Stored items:
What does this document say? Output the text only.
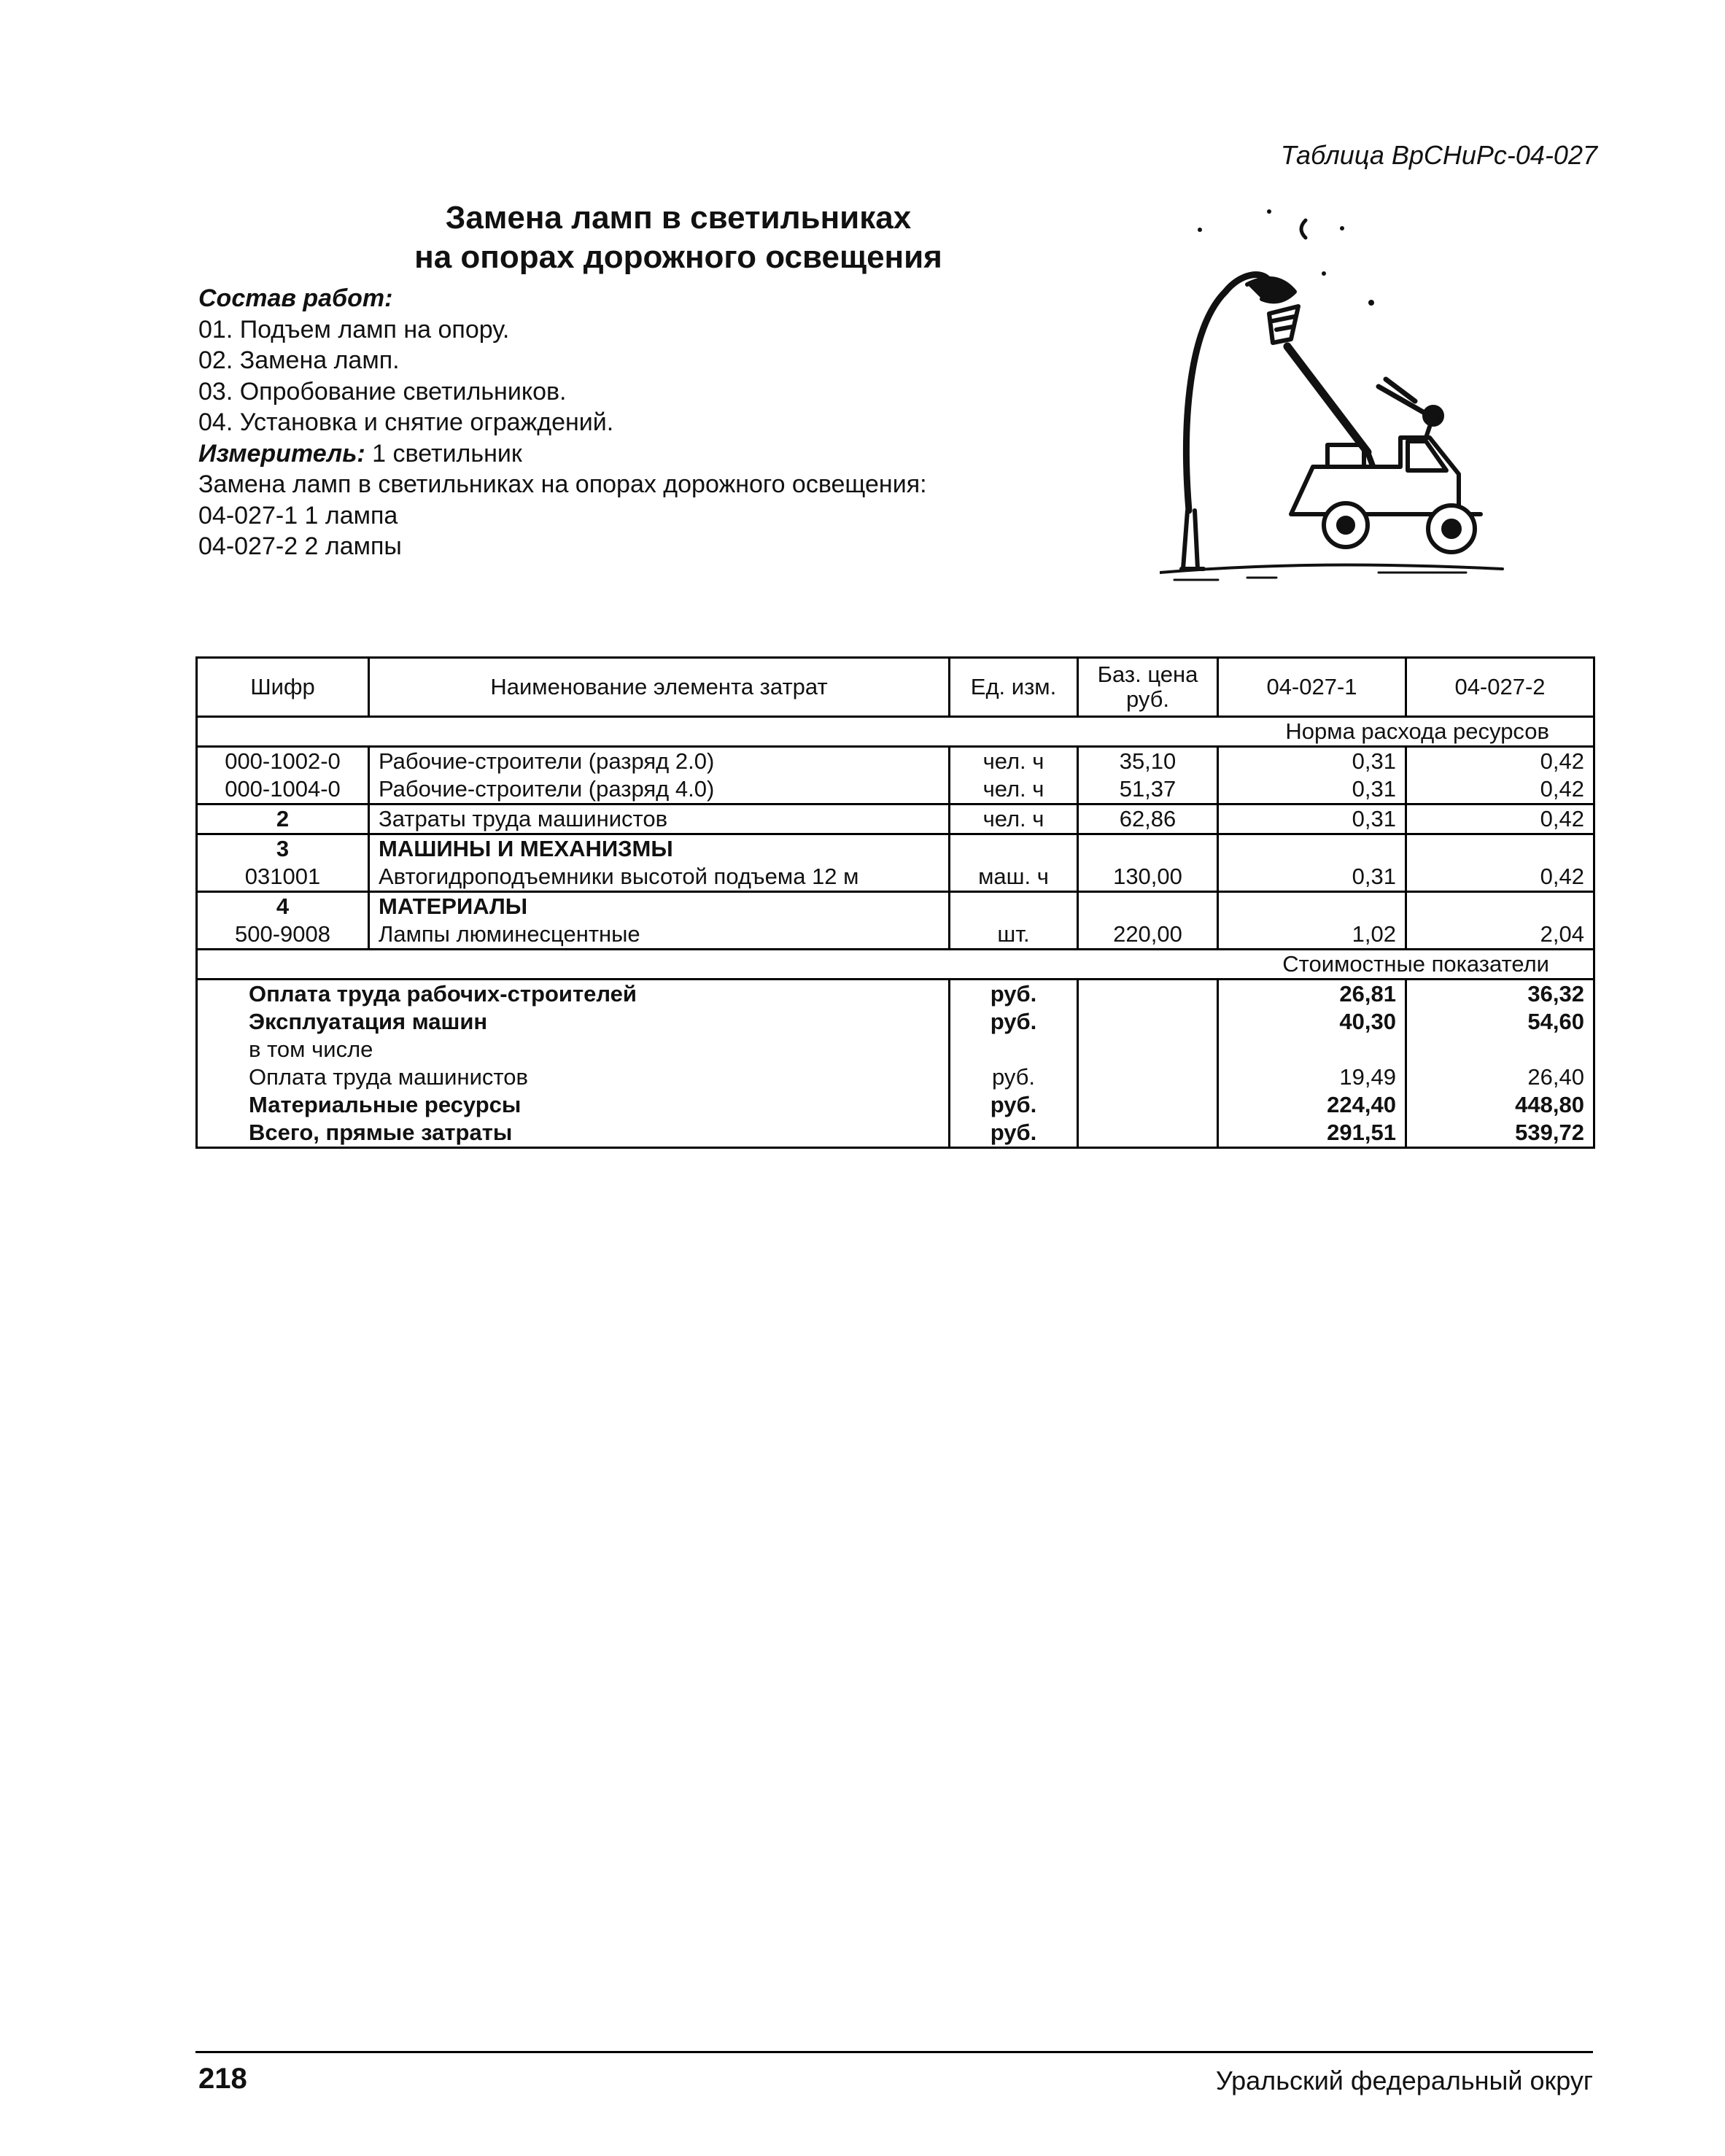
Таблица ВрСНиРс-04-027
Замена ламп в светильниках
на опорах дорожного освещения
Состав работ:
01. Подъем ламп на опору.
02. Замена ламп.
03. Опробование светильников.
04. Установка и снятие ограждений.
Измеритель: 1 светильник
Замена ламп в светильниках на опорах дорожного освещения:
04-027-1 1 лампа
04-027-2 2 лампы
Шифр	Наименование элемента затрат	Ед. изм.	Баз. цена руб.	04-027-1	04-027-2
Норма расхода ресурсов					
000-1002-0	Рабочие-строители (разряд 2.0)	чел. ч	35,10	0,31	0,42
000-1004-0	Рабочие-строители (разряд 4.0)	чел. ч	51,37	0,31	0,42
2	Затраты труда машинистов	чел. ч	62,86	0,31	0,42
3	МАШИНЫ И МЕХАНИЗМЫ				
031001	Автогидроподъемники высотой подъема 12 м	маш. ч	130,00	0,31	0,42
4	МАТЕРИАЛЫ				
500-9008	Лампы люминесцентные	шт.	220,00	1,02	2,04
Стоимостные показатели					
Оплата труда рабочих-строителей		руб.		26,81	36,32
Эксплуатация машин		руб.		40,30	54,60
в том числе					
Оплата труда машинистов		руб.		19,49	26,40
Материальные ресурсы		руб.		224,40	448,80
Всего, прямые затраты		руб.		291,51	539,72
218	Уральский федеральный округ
...
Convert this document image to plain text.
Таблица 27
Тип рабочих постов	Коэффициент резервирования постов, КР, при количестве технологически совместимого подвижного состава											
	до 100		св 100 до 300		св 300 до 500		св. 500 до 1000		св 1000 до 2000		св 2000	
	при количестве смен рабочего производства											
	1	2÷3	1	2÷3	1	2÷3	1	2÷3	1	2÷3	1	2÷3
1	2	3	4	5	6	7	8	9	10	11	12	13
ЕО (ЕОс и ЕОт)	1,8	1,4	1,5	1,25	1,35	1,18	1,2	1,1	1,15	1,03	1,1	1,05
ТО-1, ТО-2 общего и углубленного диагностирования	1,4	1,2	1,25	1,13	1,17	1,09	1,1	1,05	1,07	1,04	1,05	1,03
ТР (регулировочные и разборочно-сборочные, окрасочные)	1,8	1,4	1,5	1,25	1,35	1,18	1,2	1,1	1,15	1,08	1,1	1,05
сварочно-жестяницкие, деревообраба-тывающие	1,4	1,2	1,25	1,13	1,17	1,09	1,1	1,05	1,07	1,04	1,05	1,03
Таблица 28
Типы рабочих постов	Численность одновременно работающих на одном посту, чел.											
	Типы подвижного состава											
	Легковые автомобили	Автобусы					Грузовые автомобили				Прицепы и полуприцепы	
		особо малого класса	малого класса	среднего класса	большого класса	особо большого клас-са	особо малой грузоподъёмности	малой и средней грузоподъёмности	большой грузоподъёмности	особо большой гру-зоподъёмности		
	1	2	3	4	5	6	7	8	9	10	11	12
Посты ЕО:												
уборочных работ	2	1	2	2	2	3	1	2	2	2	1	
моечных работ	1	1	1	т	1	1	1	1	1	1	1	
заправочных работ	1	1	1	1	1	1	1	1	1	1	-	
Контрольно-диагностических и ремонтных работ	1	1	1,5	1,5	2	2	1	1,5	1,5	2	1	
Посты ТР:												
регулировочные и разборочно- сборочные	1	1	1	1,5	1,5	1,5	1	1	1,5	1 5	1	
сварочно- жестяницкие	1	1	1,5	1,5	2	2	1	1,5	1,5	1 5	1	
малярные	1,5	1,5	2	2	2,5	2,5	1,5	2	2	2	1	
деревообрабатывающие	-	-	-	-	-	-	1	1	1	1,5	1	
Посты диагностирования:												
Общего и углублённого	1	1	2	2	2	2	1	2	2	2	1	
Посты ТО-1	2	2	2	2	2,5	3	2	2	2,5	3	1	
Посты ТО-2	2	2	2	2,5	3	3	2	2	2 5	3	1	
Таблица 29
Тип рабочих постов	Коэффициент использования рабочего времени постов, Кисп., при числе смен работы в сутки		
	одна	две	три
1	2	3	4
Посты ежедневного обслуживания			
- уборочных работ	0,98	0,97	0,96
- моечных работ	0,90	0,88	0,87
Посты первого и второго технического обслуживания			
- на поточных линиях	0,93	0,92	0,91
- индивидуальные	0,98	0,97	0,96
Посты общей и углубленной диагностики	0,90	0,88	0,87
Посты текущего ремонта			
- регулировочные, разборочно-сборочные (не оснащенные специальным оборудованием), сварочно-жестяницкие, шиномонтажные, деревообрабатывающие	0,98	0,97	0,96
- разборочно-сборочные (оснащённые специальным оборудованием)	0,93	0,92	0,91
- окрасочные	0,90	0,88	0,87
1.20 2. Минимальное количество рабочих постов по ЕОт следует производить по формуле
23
--
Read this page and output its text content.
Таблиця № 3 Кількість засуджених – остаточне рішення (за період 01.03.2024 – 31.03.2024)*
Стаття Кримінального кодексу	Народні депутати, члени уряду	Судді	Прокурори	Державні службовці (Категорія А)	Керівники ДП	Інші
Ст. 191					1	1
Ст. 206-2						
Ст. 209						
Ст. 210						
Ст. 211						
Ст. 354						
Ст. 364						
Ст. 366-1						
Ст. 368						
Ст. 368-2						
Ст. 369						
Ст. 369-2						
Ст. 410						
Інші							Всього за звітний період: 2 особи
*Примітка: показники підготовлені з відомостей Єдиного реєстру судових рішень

## PROBLEM TO WORK ON
Go over the data above and copy every line that has the word "рабочего" in it.

## ANSWER TO THIS PROBLEM
	при количестве смен рабочего производства											
Тип рабочих постов	Коэффициент использования рабочего времени постов, Кисп., при числе смен работы в сутки		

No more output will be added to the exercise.